>>>

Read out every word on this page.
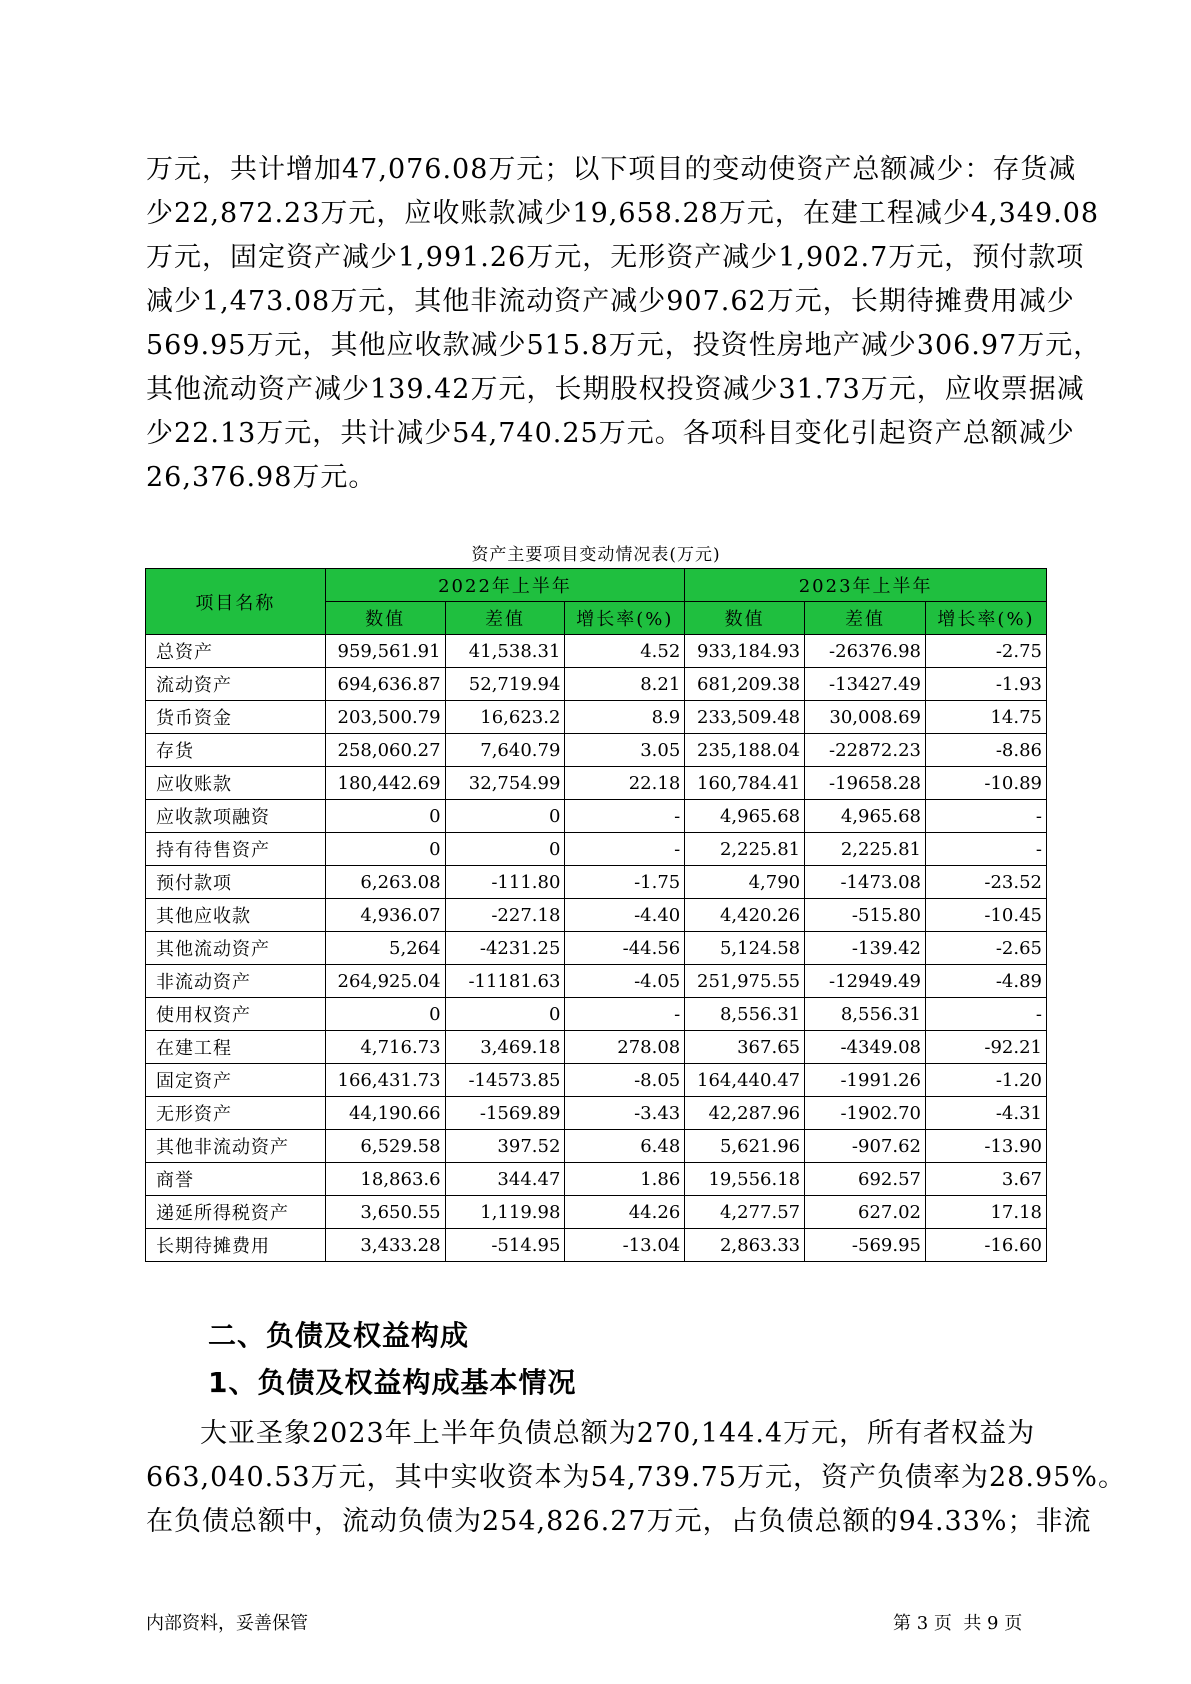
万元，共计增加47,076.08万元；以下项目的变动使资产总额减少：存货减

少22,872.23万元，应收账款减少19,658.28万元，在建工程减少4,349.08

万元，固定资产减少1,991.26万元，无形资产减少1,902.7万元，预付款项

减少1,473.08万元，其他非流动资产减少907.62万元，长期待摊费用减少

569.95万元，其他应收款减少515.8万元，投资性房地产减少306.97万元，

其他流动资产减少139.42万元，长期股权投资减少31.73万元，应收票据减

少22.13万元，共计减少54,740.25万元。各项科目变化引起资产总额减少

26,376.98万元。

资产主要项目变动情况表(万元)
项目名称	2022年上半年			2023年上半年		
	数值	差值	增长率(%)	数值	差值	增长率(%)
总资产	959,561.91	41,538.31	4.52	933,184.93	-26376.98	-2.75
流动资产	694,636.87	52,719.94	8.21	681,209.38	-13427.49	-1.93
货币资金	203,500.79	16,623.2	8.9	233,509.48	30,008.69	14.75
存货	258,060.27	7,640.79	3.05	235,188.04	-22872.23	-8.86
应收账款	180,442.69	32,754.99	22.18	160,784.41	-19658.28	-10.89
应收款项融资	0	0	-	4,965.68	4,965.68	-
持有待售资产	0	0	-	2,225.81	2,225.81	-
预付款项	6,263.08	-111.80	-1.75	4,790	-1473.08	-23.52
其他应收款	4,936.07	-227.18	-4.40	4,420.26	-515.80	-10.45
其他流动资产	5,264	-4231.25	-44.56	5,124.58	-139.42	-2.65
非流动资产	264,925.04	-11181.63	-4.05	251,975.55	-12949.49	-4.89
使用权资产	0	0	-	8,556.31	8,556.31	-
在建工程	4,716.73	3,469.18	278.08	367.65	-4349.08	-92.21
固定资产	166,431.73	-14573.85	-8.05	164,440.47	-1991.26	-1.20
无形资产	44,190.66	-1569.89	-3.43	42,287.96	-1902.70	-4.31
其他非流动资产	6,529.58	397.52	6.48	5,621.96	-907.62	-13.90
商誉	18,863.6	344.47	1.86	19,556.18	692.57	3.67
递延所得税资产	3,650.55	1,119.98	44.26	4,277.57	627.02	17.18
长期待摊费用	3,433.28	-514.95	-13.04	2,863.33	-569.95	-16.60
二、负债及权益构成
1、负债及权益构成基本情况

大亚圣象2023年上半年负债总额为270,144.4万元，所有者权益为

663,040.53万元，其中实收资本为54,739.75万元，资产负债率为28.95%。

在负债总额中，流动负债为254,826.27万元，占负债总额的94.33%；非流

内部资料，妥善保管	第 3 页  共 9 页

<<<

--- THE REQUEST ---
Look for the word "预付款项" and return every line where it occurs.

--- REPLY TO THE EXERCISE ---
万元，固定资产减少1,991.26万元，无形资产减少1,902.7万元，预付款项
预付款项	6,263.08	-111.80	-1.75	4,790	-1473.08	-23.52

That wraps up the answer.